* _SHORT EXERCISE_
Print the records again, character for character.
⁂
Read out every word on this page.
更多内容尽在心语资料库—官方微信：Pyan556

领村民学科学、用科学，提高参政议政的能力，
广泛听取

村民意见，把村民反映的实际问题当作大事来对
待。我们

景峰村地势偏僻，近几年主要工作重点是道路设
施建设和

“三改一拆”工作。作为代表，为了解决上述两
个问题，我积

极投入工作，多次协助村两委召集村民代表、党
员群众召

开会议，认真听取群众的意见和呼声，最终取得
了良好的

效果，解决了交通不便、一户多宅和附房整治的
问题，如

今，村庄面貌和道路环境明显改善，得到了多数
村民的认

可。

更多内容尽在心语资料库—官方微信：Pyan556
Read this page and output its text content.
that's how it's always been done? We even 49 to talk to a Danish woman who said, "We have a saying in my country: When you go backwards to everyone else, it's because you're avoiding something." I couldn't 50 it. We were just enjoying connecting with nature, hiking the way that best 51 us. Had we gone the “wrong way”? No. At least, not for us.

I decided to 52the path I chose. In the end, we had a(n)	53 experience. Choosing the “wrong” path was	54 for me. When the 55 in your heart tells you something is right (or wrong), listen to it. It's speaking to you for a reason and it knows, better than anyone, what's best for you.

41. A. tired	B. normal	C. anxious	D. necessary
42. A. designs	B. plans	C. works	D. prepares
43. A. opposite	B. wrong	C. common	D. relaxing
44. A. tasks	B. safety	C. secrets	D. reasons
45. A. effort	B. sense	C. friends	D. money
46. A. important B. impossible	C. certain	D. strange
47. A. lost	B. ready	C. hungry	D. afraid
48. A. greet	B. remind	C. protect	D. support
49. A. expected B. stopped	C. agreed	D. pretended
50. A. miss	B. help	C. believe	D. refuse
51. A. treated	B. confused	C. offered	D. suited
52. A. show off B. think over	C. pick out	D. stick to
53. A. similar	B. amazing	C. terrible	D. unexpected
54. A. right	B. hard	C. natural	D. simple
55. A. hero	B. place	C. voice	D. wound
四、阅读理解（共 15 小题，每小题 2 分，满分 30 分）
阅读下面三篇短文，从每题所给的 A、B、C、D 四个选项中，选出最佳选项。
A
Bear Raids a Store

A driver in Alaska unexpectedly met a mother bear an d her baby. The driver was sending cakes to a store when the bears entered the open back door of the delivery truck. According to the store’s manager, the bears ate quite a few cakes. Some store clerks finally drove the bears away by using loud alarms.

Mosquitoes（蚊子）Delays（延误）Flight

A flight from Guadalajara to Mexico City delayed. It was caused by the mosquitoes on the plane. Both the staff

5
⁂
* _COMPLETED EXERCISE_
Read out every word on this page.
更多内容尽在心语资料库—官方微信：Pyan556

领村民学科学、用科学，提高参政议政的能力，
广泛听取

村民意见，把村民反映的实际问题当作大事来对
待。我们

景峰村地势偏僻，近几年主要工作重点是道路设
施建设和

“三改一拆”工作。作为代表，为了解决上述两
个问题，我积

极投入工作，多次协助村两委召集村民代表、党
员群众召

开会议，认真听取群众的意见和呼声，最终取得
了良好的

效果，解决了交通不便、一户多宅和附房整治的
问题，如

今，村庄面貌和道路环境明显改善，得到了多数
村民的认

可。

更多内容尽在心语资料库—官方微信：Pyan556
Read this page and output its text content.
that's how it's always been done? We even 49 to talk to a Danish woman who said, "We have a saying in my country: When you go backwards to everyone else, it's because you're avoiding something." I couldn't 50 it. We were just enjoying connecting with nature, hiking the way that best 51 us. Had we gone the “wrong way”? No. At least, not for us.

I decided to 52the path I chose. In the end, we had a(n)	53 experience. Choosing the “wrong” path was	54 for me. When the 55 in your heart tells you something is right (or wrong), listen to it. It's speaking to you for a reason and it knows, better than anyone, what's best for you.

41. A. tired	B. normal	C. anxious	D. necessary
42. A. designs	B. plans	C. works	D. prepares
43. A. opposite	B. wrong	C. common	D. relaxing
44. A. tasks	B. safety	C. secrets	D. reasons
45. A. effort	B. sense	C. friends	D. money
46. A. important B. impossible	C. certain	D. strange
47. A. lost	B. ready	C. hungry	D. afraid
48. A. greet	B. remind	C. protect	D. support
49. A. expected B. stopped	C. agreed	D. pretended
50. A. miss	B. help	C. believe	D. refuse
51. A. treated	B. confused	C. offered	D. suited
52. A. show off B. think over	C. pick out	D. stick to
53. A. similar	B. amazing	C. terrible	D. unexpected
54. A. right	B. hard	C. natural	D. simple
55. A. hero	B. place	C. voice	D. wound
四、阅读理解（共 15 小题，每小题 2 分，满分 30 分）
阅读下面三篇短文，从每题所给的 A、B、C、D 四个选项中，选出最佳选项。
A
Bear Raids a Store

A driver in Alaska unexpectedly met a mother bear an d her baby. The driver was sending cakes to a store when the bears entered the open back door of the delivery truck. According to the store’s manager, the bears ate quite a few cakes. Some store clerks finally drove the bears away by using loud alarms.

Mosquitoes（蚊子）Delays（延误）Flight

A flight from Guadalajara to Mexico City delayed. It was caused by the mosquitoes on the plane. Both the staff

5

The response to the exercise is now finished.